* _Information given_:
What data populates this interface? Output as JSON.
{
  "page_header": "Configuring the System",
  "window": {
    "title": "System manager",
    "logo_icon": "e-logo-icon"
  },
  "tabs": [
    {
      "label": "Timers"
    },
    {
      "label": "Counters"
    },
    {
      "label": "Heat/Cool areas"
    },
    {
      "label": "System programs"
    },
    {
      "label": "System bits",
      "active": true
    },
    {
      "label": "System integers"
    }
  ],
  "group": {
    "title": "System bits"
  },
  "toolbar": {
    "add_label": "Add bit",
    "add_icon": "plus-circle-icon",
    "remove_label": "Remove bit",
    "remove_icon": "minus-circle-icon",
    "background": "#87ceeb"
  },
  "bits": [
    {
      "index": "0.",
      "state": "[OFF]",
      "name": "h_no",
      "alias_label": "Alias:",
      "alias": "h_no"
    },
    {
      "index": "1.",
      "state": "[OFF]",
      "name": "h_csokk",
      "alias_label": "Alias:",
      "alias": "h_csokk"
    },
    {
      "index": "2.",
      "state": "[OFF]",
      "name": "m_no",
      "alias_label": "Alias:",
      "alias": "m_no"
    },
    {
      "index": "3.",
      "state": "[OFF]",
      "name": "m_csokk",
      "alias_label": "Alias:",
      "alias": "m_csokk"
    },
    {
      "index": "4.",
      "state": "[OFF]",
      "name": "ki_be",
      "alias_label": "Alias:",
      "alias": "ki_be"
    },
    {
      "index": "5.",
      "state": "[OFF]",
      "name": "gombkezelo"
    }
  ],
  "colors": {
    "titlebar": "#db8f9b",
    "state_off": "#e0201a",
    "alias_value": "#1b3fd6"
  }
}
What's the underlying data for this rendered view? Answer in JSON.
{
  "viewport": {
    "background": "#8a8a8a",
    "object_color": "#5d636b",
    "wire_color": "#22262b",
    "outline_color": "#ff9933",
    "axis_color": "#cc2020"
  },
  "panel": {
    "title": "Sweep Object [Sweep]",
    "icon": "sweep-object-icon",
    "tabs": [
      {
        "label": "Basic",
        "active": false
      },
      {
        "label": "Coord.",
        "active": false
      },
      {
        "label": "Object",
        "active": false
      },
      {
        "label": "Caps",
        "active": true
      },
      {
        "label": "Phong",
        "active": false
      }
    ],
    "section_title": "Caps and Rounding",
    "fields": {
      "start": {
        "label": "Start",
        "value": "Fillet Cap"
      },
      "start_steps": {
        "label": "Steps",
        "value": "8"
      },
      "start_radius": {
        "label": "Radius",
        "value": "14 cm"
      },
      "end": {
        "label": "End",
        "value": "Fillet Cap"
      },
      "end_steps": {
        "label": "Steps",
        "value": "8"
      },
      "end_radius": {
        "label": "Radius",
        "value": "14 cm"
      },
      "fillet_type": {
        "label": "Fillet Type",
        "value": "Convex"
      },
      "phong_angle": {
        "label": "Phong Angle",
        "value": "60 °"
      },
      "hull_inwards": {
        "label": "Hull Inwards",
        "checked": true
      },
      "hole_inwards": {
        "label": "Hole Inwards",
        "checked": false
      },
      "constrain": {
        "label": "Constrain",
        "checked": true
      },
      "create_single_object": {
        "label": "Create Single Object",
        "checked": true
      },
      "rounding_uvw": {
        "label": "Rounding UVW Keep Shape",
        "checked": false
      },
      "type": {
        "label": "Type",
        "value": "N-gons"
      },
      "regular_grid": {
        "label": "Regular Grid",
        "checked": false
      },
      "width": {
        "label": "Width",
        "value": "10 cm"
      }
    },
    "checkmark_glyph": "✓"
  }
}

* _What is expected_:
All entries must be repeated verbatim.

* _Exercise output_:
What data populates this interface? Output as JSON.
{
  "page_header": "Configuring the System",
  "window": {
    "title": "System manager",
    "logo_icon": "e-logo-icon"
  },
  "tabs": [
    {
      "label": "Timers"
    },
    {
      "label": "Counters"
    },
    {
      "label": "Heat/Cool areas"
    },
    {
      "label": "System programs"
    },
    {
      "label": "System bits",
      "active": true
    },
    {
      "label": "System integers"
    }
  ],
  "group": {
    "title": "System bits"
  },
  "toolbar": {
    "add_label": "Add bit",
    "add_icon": "plus-circle-icon",
    "remove_label": "Remove bit",
    "remove_icon": "minus-circle-icon",
    "background": "#87ceeb"
  },
  "bits": [
    {
      "index": "0.",
      "state": "[OFF]",
      "name": "h_no",
      "alias_label": "Alias:",
      "alias": "h_no"
    },
    {
      "index": "1.",
      "state": "[OFF]",
      "name": "h_csokk",
      "alias_label": "Alias:",
      "alias": "h_csokk"
    },
    {
      "index": "2.",
      "state": "[OFF]",
      "name": "m_no",
      "alias_label": "Alias:",
      "alias": "m_no"
    },
    {
      "index": "3.",
      "state": "[OFF]",
      "name": "m_csokk",
      "alias_label": "Alias:",
      "alias": "m_csokk"
    },
    {
      "index": "4.",
      "state": "[OFF]",
      "name": "ki_be",
      "alias_label": "Alias:",
      "alias": "ki_be"
    },
    {
      "index": "5.",
      "state": "[OFF]",
      "name": "gombkezelo"
    }
  ],
  "colors": {
    "titlebar": "#db8f9b",
    "state_off": "#e0201a",
    "alias_value": "#1b3fd6"
  }
}
What's the underlying data for this rendered view? Answer in JSON.
{
  "viewport": {
    "background": "#8a8a8a",
    "object_color": "#5d636b",
    "wire_color": "#22262b",
    "outline_color": "#ff9933",
    "axis_color": "#cc2020"
  },
  "panel": {
    "title": "Sweep Object [Sweep]",
    "icon": "sweep-object-icon",
    "tabs": [
      {
        "label": "Basic",
        "active": false
      },
      {
        "label": "Coord.",
        "active": false
      },
      {
        "label": "Object",
        "active": false
      },
      {
        "label": "Caps",
        "active": true
      },
      {
        "label": "Phong",
        "active": false
      }
    ],
    "section_title": "Caps and Rounding",
    "fields": {
      "start": {
        "label": "Start",
        "value": "Fillet Cap"
      },
      "start_steps": {
        "label": "Steps",
        "value": "8"
      },
      "start_radius": {
        "label": "Radius",
        "value": "14 cm"
      },
      "end": {
        "label": "End",
        "value": "Fillet Cap"
      },
      "end_steps": {
        "label": "Steps",
        "value": "8"
      },
      "end_radius": {
        "label": "Radius",
        "value": "14 cm"
      },
      "fillet_type": {
        "label": "Fillet Type",
        "value": "Convex"
      },
      "phong_angle": {
        "label": "Phong Angle",
        "value": "60 °"
      },
      "hull_inwards": {
        "label": "Hull Inwards",
        "checked": true
      },
      "hole_inwards": {
        "label": "Hole Inwards",
        "checked": false
      },
      "constrain": {
        "label": "Constrain",
        "checked": true
      },
      "create_single_object": {
        "label": "Create Single Object",
        "checked": true
      },
      "rounding_uvw": {
        "label": "Rounding UVW Keep Shape",
        "checked": false
      },
      "type": {
        "label": "Type",
        "value": "N-gons"
      },
      "regular_grid": {
        "label": "Regular Grid",
        "checked": false
      },
      "width": {
        "label": "Width",
        "value": "10 cm"
      }
    },
    "checkmark_glyph": "✓"
  }
}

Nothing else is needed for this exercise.